Exercise objective
The material below should be written out in full and exactly; pictures stay out of the copy.

# # #

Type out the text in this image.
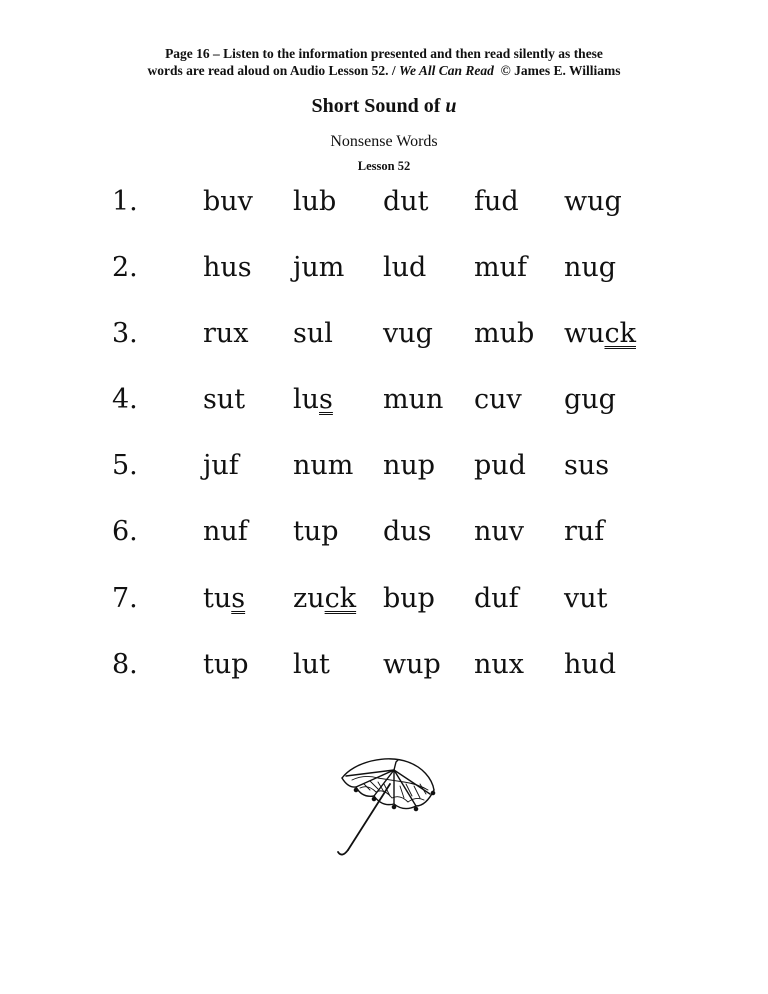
Page 16 – Listen to the information presented and then read silently as these
words are read aloud on Audio Lesson 52. / We All Can Read  © James E. Williams
Short Sound of u
Nonsense Words
Lesson 52
1. buv lub dut fud wug
2. hus jum lud muf nug
3. rux sul vug mub wuck
4. sut lus mun cuv gug
5. juf num nup pud sus
6. nuf tup dus nuv ruf
7. tus zuck bup duf vut
8. tup lut wup nux hud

# # #

Finished task
Type out the text in this image.
Page 16 – Listen to the information presented and then read silently as these
words are read aloud on Audio Lesson 52. / We All Can Read  © James E. Williams
Short Sound of u
Nonsense Words
Lesson 52
1. buv lub dut fud wug
2. hus jum lud muf nug
3. rux sul vug mub wuck
4. sut lus mun cuv gug
5. juf num nup pud sus
6. nuf tup dus nuv ruf
7. tus zuck bup duf vut
8. tup lut wup nux hud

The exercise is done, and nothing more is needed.